Given request: What do these lines look like with every "cell-uhrzeit" swapped for "cell-time" in all the items below and nothing else changed? Write them out again.

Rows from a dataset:
————————

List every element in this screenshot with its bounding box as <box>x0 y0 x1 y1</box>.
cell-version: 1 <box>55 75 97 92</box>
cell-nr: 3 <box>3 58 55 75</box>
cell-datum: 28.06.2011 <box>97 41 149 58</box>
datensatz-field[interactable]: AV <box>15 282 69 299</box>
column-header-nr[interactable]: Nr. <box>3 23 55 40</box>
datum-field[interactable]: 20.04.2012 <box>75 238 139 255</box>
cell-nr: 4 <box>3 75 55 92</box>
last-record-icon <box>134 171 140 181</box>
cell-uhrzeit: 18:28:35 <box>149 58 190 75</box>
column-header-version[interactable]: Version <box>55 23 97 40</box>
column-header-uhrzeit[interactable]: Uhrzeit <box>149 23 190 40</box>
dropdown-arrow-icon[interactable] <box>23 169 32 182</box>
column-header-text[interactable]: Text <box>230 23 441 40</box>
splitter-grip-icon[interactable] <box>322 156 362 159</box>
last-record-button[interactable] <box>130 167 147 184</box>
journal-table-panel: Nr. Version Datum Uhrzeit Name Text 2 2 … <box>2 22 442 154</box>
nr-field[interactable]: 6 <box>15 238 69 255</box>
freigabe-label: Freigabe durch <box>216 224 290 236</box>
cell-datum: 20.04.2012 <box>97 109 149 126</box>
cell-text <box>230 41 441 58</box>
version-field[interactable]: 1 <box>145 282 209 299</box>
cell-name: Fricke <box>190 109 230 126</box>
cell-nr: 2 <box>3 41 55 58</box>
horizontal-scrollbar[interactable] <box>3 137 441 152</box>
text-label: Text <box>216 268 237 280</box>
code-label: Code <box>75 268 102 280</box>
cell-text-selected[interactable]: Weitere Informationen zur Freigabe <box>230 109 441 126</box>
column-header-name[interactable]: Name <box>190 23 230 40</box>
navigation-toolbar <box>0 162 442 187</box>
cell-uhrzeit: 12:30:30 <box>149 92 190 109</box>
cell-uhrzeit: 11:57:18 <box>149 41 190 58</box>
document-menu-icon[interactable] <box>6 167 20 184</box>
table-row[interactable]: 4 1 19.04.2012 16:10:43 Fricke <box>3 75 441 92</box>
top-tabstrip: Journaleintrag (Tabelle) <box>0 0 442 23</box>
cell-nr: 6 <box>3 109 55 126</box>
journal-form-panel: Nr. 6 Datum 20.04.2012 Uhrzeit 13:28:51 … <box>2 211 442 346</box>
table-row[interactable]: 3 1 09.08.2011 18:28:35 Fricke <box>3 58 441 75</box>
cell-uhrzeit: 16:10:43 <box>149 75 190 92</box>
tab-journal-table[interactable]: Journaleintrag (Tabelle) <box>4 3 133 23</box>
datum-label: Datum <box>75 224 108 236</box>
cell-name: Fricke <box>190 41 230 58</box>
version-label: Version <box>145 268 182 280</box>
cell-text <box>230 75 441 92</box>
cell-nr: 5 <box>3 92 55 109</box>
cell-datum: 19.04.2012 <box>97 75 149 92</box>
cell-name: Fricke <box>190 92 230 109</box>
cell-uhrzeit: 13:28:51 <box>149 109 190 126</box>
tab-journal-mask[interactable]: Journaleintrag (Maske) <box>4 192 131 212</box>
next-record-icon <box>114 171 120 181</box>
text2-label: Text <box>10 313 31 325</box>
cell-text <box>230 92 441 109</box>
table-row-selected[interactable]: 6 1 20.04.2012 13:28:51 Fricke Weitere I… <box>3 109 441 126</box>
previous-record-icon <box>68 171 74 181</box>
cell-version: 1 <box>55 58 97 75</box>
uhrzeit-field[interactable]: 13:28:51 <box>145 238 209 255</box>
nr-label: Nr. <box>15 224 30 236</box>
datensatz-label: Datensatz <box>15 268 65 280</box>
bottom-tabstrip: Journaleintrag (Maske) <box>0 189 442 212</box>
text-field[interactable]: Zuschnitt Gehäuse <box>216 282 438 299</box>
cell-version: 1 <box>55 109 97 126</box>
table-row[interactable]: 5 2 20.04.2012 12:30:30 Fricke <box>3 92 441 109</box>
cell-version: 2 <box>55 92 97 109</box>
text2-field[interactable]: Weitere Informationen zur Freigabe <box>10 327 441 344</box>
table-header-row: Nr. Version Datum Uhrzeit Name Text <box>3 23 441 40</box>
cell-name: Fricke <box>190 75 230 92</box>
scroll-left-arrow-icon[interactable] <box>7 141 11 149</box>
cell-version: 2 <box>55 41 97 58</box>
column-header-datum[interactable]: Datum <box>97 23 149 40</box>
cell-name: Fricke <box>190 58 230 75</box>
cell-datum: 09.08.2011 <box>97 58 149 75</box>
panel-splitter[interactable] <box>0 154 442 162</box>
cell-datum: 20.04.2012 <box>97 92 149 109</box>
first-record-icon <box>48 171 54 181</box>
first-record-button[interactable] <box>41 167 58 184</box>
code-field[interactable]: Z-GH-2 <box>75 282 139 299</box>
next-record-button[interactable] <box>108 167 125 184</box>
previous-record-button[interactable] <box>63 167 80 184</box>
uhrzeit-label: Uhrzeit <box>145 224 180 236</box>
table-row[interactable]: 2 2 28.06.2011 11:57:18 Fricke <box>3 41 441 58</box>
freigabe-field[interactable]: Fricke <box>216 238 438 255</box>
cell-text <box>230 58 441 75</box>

————————

The output:
List every element in this screenshot with its bounding box as <box>x0 y0 x1 y1</box>.
cell-version: 1 <box>55 75 97 92</box>
cell-nr: 3 <box>3 58 55 75</box>
cell-datum: 28.06.2011 <box>97 41 149 58</box>
datensatz-field[interactable]: AV <box>15 282 69 299</box>
column-header-nr[interactable]: Nr. <box>3 23 55 40</box>
datum-field[interactable]: 20.04.2012 <box>75 238 139 255</box>
cell-nr: 4 <box>3 75 55 92</box>
last-record-icon <box>134 171 140 181</box>
cell-time: 18:28:35 <box>149 58 190 75</box>
column-header-version[interactable]: Version <box>55 23 97 40</box>
column-header-uhrzeit[interactable]: Uhrzeit <box>149 23 190 40</box>
dropdown-arrow-icon[interactable] <box>23 169 32 182</box>
column-header-text[interactable]: Text <box>230 23 441 40</box>
splitter-grip-icon[interactable] <box>322 156 362 159</box>
last-record-button[interactable] <box>130 167 147 184</box>
journal-table-panel: Nr. Version Datum Uhrzeit Name Text 2 2 … <box>2 22 442 154</box>
nr-field[interactable]: 6 <box>15 238 69 255</box>
freigabe-label: Freigabe durch <box>216 224 290 236</box>
cell-datum: 20.04.2012 <box>97 109 149 126</box>
cell-text <box>230 41 441 58</box>
version-field[interactable]: 1 <box>145 282 209 299</box>
cell-name: Fricke <box>190 109 230 126</box>
cell-nr: 2 <box>3 41 55 58</box>
horizontal-scrollbar[interactable] <box>3 137 441 152</box>
text-label: Text <box>216 268 237 280</box>
code-label: Code <box>75 268 102 280</box>
cell-text-selected[interactable]: Weitere Informationen zur Freigabe <box>230 109 441 126</box>
column-header-name[interactable]: Name <box>190 23 230 40</box>
navigation-toolbar <box>0 162 442 187</box>
cell-time: 12:30:30 <box>149 92 190 109</box>
cell-time: 11:57:18 <box>149 41 190 58</box>
document-menu-icon[interactable] <box>6 167 20 184</box>
table-row[interactable]: 4 1 19.04.2012 16:10:43 Fricke <box>3 75 441 92</box>
top-tabstrip: Journaleintrag (Tabelle) <box>0 0 442 23</box>
cell-nr: 6 <box>3 109 55 126</box>
journal-form-panel: Nr. 6 Datum 20.04.2012 Uhrzeit 13:28:51 … <box>2 211 442 346</box>
table-row[interactable]: 3 1 09.08.2011 18:28:35 Fricke <box>3 58 441 75</box>
cell-time: 16:10:43 <box>149 75 190 92</box>
tab-journal-table[interactable]: Journaleintrag (Tabelle) <box>4 3 133 23</box>
datum-label: Datum <box>75 224 108 236</box>
cell-name: Fricke <box>190 41 230 58</box>
version-label: Version <box>145 268 182 280</box>
cell-text <box>230 75 441 92</box>
cell-nr: 5 <box>3 92 55 109</box>
cell-datum: 19.04.2012 <box>97 75 149 92</box>
cell-name: Fricke <box>190 92 230 109</box>
cell-time: 13:28:51 <box>149 109 190 126</box>
tab-journal-mask[interactable]: Journaleintrag (Maske) <box>4 192 131 212</box>
next-record-icon <box>114 171 120 181</box>
text2-label: Text <box>10 313 31 325</box>
cell-text <box>230 92 441 109</box>
table-row-selected[interactable]: 6 1 20.04.2012 13:28:51 Fricke Weitere I… <box>3 109 441 126</box>
previous-record-icon <box>68 171 74 181</box>
cell-version: 1 <box>55 58 97 75</box>
uhrzeit-field[interactable]: 13:28:51 <box>145 238 209 255</box>
nr-label: Nr. <box>15 224 30 236</box>
datensatz-label: Datensatz <box>15 268 65 280</box>
bottom-tabstrip: Journaleintrag (Maske) <box>0 189 442 212</box>
text-field[interactable]: Zuschnitt Gehäuse <box>216 282 438 299</box>
cell-version: 1 <box>55 109 97 126</box>
table-row[interactable]: 5 2 20.04.2012 12:30:30 Fricke <box>3 92 441 109</box>
cell-version: 2 <box>55 92 97 109</box>
text2-field[interactable]: Weitere Informationen zur Freigabe <box>10 327 441 344</box>
table-header-row: Nr. Version Datum Uhrzeit Name Text <box>3 23 441 40</box>
cell-name: Fricke <box>190 75 230 92</box>
scroll-left-arrow-icon[interactable] <box>7 141 11 149</box>
cell-version: 2 <box>55 41 97 58</box>
column-header-datum[interactable]: Datum <box>97 23 149 40</box>
cell-name: Fricke <box>190 58 230 75</box>
cell-datum: 09.08.2011 <box>97 58 149 75</box>
panel-splitter[interactable] <box>0 154 442 162</box>
cell-datum: 20.04.2012 <box>97 92 149 109</box>
first-record-icon <box>48 171 54 181</box>
first-record-button[interactable] <box>41 167 58 184</box>
code-field[interactable]: Z-GH-2 <box>75 282 139 299</box>
next-record-button[interactable] <box>108 167 125 184</box>
previous-record-button[interactable] <box>63 167 80 184</box>
uhrzeit-label: Uhrzeit <box>145 224 180 236</box>
table-row[interactable]: 2 2 28.06.2011 11:57:18 Fricke <box>3 41 441 58</box>
freigabe-field[interactable]: Fricke <box>216 238 438 255</box>
cell-text <box>230 58 441 75</box>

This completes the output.